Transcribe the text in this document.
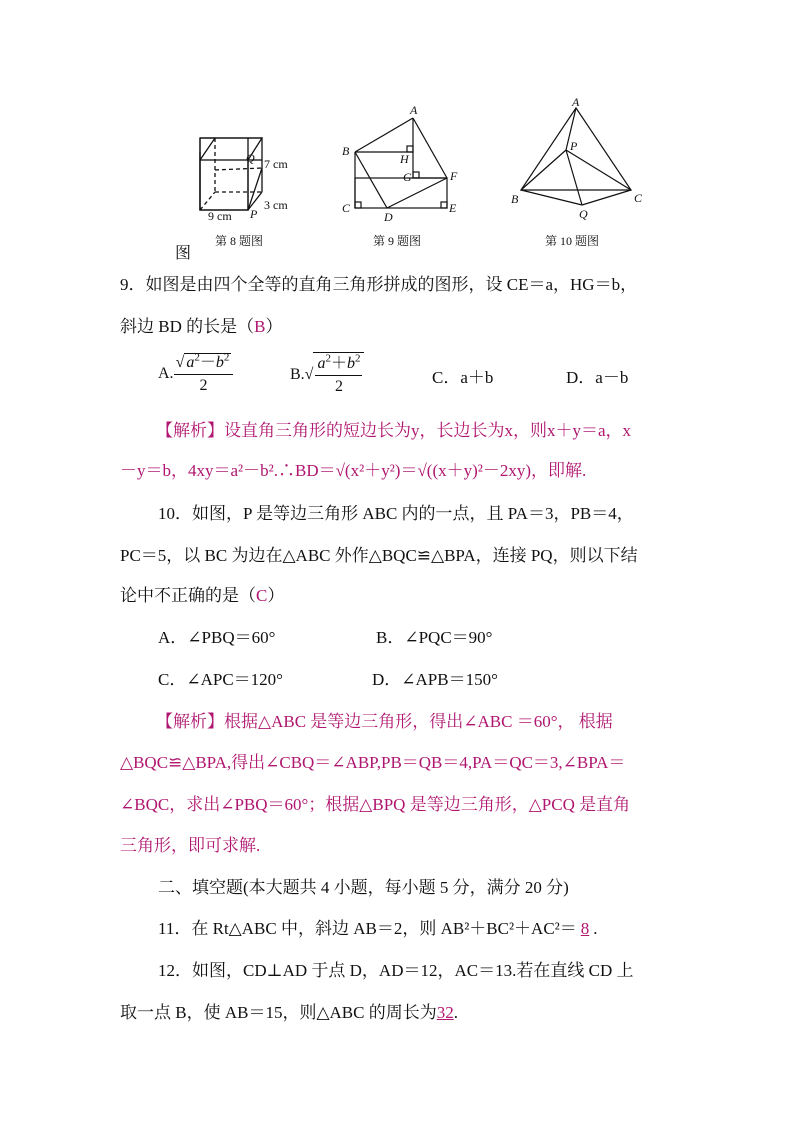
Q 7 cm
3 cm
P
9 cm
第 8 题图
图
A
B
H
G	F
C
D
E
第 9 题图
A
P
B	C
Q
第 10 题图
9．如图是由四个全等的直角三角形拼成的图形，设 CE＝a，HG＝b，
斜边 BD 的长是（B）
A. $\frac{√ a^2-b^2}{2}$	$B.√ \frac{a^2+b^2}{2}$	C．a＋b	D．a－b
【解析】设直角三角形的短边长为y，长边长为x，则x＋y＝a，x
－y＝b，4xy＝a²－b².∴BD＝√(x²＋y²)＝√((x＋y)²－2xy)，即解.
10．如图，P 是等边三角形 ABC 内的一点，且 PA＝3，PB＝4，
PC＝5，以 BC 为边在△ABC 外作△BQC≌△BPA，连接 PQ，则以下结
论中不正确的是（C）
A．∠PBQ＝60°	B．∠PQC＝90°
C．∠APC＝120°	D．∠APB＝150°
【解析】根据△ABC 是等边三角形，得出∠ABC ＝60°， 根据
△BQC≌△BPA,得出∠CBQ＝∠ABP,PB＝QB＝4,PA＝QC＝3,∠BPA＝
∠BQC，求出∠PBQ＝60°；根据△BPQ 是等边三角形，△PCQ 是直角
三角形，即可求解.
二、填空题(本大题共 4 小题，每小题 5 分，满分 20 分)
11．在 Rt△ABC 中，斜边 AB＝2，则 AB²＋BC²＋AC²＝ 8 .
12．如图，CD⊥AD 于点 D，AD＝12，AC＝13.若在直线 CD 上
取一点 B，使 AB＝15，则△ABC 的周长为32.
──────────────────────────────
_PROBLEM DESCRIPTION:_ Leave out the pictures and transcribe the entries above exactly.

_THE SOLUTION:_
Transcribe the text in this document.
Q 7 cm
3 cm
P
9 cm
第 8 题图
图
A
B
H
G	F
C
D
E
第 9 题图
A
P
B	C
Q
第 10 题图
9．如图是由四个全等的直角三角形拼成的图形，设 CE＝a，HG＝b，
斜边 BD 的长是（B）
A. $\frac{√ a^2-b^2}{2}$	$B.√ \frac{a^2+b^2}{2}$	C．a＋b	D．a－b
【解析】设直角三角形的短边长为y，长边长为x，则x＋y＝a，x
－y＝b，4xy＝a²－b².∴BD＝√(x²＋y²)＝√((x＋y)²－2xy)，即解.
10．如图，P 是等边三角形 ABC 内的一点，且 PA＝3，PB＝4，
PC＝5，以 BC 为边在△ABC 外作△BQC≌△BPA，连接 PQ，则以下结
论中不正确的是（C）
A．∠PBQ＝60°	B．∠PQC＝90°
C．∠APC＝120°	D．∠APB＝150°
【解析】根据△ABC 是等边三角形，得出∠ABC ＝60°， 根据
△BQC≌△BPA,得出∠CBQ＝∠ABP,PB＝QB＝4,PA＝QC＝3,∠BPA＝
∠BQC，求出∠PBQ＝60°；根据△BPQ 是等边三角形，△PCQ 是直角
三角形，即可求解.
二、填空题(本大题共 4 小题，每小题 5 分，满分 20 分)
11．在 Rt△ABC 中，斜边 AB＝2，则 AB²＋BC²＋AC²＝ 8 .
12．如图，CD⊥AD 于点 D，AD＝12，AC＝13.若在直线 CD 上
取一点 B，使 AB＝15，则△ABC 的周长为32.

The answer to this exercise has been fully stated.